[Stored data]
__________
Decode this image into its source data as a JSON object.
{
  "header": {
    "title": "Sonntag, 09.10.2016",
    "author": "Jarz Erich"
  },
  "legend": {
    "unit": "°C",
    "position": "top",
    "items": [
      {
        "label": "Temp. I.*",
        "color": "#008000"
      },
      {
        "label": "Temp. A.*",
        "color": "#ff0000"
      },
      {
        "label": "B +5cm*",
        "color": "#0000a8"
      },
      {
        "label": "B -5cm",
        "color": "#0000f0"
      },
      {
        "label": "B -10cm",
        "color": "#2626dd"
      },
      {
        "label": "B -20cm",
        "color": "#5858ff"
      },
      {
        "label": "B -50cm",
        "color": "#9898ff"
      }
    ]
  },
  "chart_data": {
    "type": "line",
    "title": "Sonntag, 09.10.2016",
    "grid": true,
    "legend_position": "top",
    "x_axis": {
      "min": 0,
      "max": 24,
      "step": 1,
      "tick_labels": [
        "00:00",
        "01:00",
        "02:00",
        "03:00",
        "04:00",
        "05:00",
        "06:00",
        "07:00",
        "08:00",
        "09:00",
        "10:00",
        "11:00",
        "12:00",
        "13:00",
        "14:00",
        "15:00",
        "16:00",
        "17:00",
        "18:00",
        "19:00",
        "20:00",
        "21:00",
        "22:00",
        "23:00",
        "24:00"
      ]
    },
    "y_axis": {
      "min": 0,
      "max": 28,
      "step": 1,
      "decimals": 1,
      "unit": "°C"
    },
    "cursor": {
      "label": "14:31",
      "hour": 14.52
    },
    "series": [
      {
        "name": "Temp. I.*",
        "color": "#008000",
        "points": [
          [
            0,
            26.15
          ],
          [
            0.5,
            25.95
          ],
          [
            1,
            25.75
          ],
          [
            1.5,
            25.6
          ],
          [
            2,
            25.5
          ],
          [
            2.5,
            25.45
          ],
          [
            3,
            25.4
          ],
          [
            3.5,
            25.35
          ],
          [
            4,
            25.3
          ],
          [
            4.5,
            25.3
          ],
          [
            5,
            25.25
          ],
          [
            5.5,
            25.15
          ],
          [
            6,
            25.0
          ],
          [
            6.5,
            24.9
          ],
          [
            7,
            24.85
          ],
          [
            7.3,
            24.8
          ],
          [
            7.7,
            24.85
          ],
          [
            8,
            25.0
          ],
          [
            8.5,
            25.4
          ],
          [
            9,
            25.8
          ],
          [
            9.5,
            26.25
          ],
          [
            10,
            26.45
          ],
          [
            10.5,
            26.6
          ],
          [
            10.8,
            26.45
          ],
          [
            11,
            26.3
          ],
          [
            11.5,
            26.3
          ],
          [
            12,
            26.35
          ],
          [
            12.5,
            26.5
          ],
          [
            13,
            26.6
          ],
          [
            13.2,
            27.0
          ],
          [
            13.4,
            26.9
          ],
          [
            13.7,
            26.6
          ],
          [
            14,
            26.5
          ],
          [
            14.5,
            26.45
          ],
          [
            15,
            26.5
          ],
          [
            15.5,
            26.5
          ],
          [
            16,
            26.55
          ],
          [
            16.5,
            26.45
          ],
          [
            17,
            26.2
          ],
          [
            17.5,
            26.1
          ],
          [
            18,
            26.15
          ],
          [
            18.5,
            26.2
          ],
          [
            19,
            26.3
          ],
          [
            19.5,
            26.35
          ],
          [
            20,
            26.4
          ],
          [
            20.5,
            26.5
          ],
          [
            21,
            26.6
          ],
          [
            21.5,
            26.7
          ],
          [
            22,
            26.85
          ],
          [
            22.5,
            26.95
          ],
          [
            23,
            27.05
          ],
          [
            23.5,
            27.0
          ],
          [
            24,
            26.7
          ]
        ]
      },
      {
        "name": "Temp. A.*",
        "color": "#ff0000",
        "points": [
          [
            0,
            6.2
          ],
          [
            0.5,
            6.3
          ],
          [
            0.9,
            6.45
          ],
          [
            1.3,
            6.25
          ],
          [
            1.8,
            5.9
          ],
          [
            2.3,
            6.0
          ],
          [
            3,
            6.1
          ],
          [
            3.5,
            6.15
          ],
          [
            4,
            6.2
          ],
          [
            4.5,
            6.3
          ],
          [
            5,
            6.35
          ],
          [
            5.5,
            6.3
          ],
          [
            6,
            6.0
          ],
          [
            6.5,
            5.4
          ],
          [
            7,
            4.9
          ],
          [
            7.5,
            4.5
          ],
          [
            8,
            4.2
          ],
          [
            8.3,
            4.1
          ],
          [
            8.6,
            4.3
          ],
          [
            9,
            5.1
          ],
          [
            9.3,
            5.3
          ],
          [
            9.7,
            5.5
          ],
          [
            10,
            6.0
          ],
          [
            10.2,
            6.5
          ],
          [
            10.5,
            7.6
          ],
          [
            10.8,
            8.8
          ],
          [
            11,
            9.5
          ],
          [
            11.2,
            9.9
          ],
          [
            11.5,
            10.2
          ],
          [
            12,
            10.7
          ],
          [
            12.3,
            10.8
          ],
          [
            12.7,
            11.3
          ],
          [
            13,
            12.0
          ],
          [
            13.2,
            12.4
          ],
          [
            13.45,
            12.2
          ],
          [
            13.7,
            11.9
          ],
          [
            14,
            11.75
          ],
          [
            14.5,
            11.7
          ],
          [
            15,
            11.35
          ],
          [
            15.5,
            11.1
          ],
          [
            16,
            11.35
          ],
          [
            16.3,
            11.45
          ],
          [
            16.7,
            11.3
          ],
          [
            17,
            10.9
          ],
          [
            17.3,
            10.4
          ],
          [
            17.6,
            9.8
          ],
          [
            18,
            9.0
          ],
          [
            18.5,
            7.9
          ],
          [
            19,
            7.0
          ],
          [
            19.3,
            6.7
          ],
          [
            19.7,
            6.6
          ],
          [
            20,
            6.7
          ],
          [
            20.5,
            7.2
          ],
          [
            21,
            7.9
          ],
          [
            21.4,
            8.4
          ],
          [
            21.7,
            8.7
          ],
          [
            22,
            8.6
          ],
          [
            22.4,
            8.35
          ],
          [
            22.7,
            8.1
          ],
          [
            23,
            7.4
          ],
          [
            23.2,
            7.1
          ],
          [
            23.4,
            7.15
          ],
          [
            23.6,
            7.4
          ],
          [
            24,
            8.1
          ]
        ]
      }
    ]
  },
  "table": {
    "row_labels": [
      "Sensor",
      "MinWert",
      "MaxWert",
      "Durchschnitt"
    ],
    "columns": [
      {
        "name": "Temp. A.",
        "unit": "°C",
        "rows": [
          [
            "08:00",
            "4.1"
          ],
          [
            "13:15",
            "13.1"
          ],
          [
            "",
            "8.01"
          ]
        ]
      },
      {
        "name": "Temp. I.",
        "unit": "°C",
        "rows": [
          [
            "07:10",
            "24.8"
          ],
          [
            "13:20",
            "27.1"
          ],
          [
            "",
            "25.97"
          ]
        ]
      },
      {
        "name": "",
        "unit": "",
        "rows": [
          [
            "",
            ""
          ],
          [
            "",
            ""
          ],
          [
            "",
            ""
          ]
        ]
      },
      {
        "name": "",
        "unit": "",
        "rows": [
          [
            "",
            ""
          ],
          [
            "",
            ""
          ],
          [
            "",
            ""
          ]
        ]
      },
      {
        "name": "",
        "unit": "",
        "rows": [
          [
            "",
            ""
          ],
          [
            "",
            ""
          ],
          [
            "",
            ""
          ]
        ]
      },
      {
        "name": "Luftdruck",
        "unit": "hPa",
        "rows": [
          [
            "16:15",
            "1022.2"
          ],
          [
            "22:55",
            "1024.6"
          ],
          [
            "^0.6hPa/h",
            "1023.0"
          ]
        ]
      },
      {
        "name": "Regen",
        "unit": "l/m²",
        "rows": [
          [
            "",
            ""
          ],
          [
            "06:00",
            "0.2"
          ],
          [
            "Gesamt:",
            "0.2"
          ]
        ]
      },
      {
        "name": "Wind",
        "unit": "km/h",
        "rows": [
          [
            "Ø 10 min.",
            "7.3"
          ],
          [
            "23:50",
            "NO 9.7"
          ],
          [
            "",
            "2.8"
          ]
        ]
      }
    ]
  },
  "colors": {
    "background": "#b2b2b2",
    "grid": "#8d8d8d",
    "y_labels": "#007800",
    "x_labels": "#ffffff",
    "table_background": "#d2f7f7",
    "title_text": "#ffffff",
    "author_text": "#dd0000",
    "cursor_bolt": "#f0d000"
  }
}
__________
**Work to be completed**
Pick out the lines that include the word "unit" and write them out.

**Response for this exercise**
    "unit": "°C",
      "unit": "°C"
        "unit": "°C",
        "unit": "°C",
        "unit": "",
        "unit": "",
        "unit": "",
        "unit": "hPa",
        "unit": "l/m²",
        "unit": "km/h",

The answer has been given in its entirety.